▶ _Your goal_
Copy, without any change, the part of the material below that opens with the line containing "table-row[interactable]: User01 CCADiA" and closes with the line containing "search-input[interactable] [167,121,601,137]". Include both of those lines.
## begin Exercise inputs
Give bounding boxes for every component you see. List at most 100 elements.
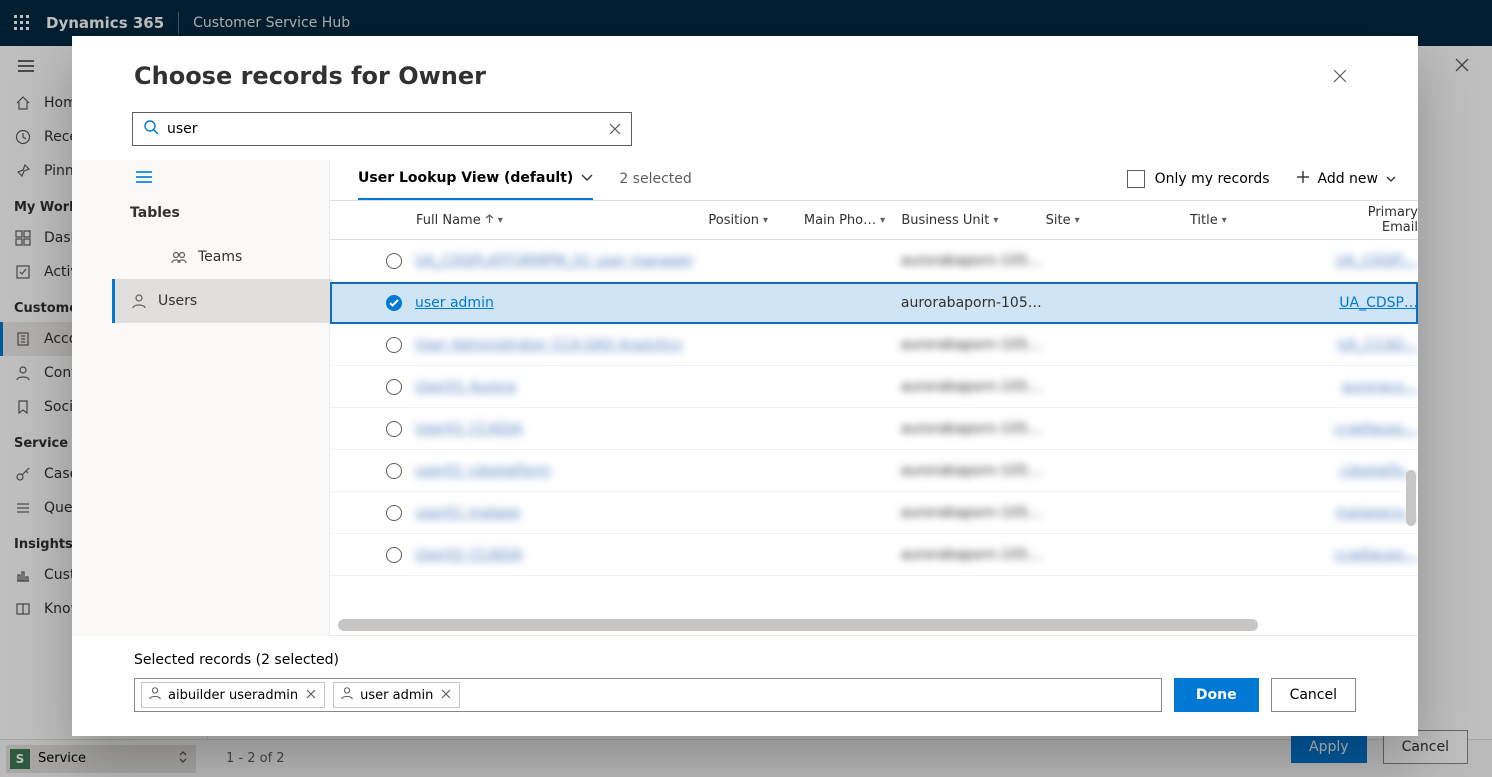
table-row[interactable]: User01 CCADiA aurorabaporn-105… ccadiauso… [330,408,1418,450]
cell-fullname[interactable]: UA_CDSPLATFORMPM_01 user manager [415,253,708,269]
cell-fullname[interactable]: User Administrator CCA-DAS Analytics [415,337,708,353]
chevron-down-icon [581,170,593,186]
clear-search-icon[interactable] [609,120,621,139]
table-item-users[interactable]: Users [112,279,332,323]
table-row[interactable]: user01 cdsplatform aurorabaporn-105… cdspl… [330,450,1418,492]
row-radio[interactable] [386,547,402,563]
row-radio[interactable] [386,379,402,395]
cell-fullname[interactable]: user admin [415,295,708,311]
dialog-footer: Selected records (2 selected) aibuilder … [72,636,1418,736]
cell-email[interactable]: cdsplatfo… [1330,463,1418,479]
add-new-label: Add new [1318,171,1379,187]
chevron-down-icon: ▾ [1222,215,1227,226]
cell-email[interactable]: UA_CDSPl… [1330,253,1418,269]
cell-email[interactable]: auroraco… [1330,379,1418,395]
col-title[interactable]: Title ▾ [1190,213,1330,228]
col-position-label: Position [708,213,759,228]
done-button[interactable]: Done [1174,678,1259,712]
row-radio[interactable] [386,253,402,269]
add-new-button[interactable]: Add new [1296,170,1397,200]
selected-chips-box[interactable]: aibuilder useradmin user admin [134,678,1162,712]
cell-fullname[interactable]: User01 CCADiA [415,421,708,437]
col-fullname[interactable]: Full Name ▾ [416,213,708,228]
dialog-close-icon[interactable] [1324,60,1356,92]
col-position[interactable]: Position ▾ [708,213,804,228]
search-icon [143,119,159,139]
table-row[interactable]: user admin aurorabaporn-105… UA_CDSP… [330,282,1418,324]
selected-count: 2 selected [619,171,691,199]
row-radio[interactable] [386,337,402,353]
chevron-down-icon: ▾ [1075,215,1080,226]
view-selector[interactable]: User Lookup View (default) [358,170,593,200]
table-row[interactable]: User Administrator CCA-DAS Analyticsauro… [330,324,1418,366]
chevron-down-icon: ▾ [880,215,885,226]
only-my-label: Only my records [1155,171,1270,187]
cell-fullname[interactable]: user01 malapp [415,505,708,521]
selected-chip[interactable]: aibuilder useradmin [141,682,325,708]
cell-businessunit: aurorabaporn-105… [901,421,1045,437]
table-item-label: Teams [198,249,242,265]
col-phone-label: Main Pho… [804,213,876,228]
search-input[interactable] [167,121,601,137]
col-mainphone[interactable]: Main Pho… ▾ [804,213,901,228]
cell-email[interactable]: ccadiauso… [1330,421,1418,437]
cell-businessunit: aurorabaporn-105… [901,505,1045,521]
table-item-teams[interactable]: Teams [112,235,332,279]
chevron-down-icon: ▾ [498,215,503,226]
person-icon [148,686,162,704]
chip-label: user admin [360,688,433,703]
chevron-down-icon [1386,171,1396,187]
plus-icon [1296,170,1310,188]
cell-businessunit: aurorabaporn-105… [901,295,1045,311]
## end Exercise inputs
▶ _Result for this task_
table-row[interactable]: User01 CCADiA aurorabaporn-105… ccadiauso… [330,408,1418,450]
cell-fullname[interactable]: UA_CDSPLATFORMPM_01 user manager [415,253,708,269]
cell-fullname[interactable]: User Administrator CCA-DAS Analytics [415,337,708,353]
chevron-down-icon [581,170,593,186]
clear-search-icon[interactable] [609,120,621,139]
table-item-users[interactable]: Users [112,279,332,323]
table-row[interactable]: user01 cdsplatform aurorabaporn-105… cdspl… [330,450,1418,492]
row-radio[interactable] [386,547,402,563]
row-radio[interactable] [386,379,402,395]
cell-fullname[interactable]: user admin [415,295,708,311]
dialog-footer: Selected records (2 selected) aibuilder … [72,636,1418,736]
cell-email[interactable]: cdsplatfo… [1330,463,1418,479]
add-new-label: Add new [1318,171,1379,187]
chevron-down-icon: ▾ [1222,215,1227,226]
cell-email[interactable]: UA_CDSPl… [1330,253,1418,269]
cell-email[interactable]: auroraco… [1330,379,1418,395]
col-title[interactable]: Title ▾ [1190,213,1330,228]
col-position-label: Position [708,213,759,228]
done-button[interactable]: Done [1174,678,1259,712]
row-radio[interactable] [386,253,402,269]
add-new-button[interactable]: Add new [1296,170,1397,200]
selected-chips-box[interactable]: aibuilder useradmin user admin [134,678,1162,712]
cell-fullname[interactable]: User01 CCADiA [415,421,708,437]
col-fullname[interactable]: Full Name ▾ [416,213,708,228]
dialog-close-icon[interactable] [1324,60,1356,92]
col-position[interactable]: Position ▾ [708,213,804,228]
search-icon [143,119,159,139]
table-row[interactable]: user admin aurorabaporn-105… UA_CDSP… [330,282,1418,324]
selected-count: 2 selected [619,171,691,199]
row-radio[interactable] [386,337,402,353]
chevron-down-icon: ▾ [1075,215,1080,226]
view-selector[interactable]: User Lookup View (default) [358,170,593,200]
table-row[interactable]: User Administrator CCA-DAS Analyticsauro… [330,324,1418,366]
chevron-down-icon: ▾ [880,215,885,226]
only-my-label: Only my records [1155,171,1270,187]
cell-fullname[interactable]: user01 malapp [415,505,708,521]
selected-chip[interactable]: aibuilder useradmin [141,682,325,708]
cell-businessunit: aurorabaporn-105… [901,421,1045,437]
table-item-label: Teams [198,249,242,265]
col-phone-label: Main Pho… [804,213,876,228]
search-input[interactable] [167,121,601,137]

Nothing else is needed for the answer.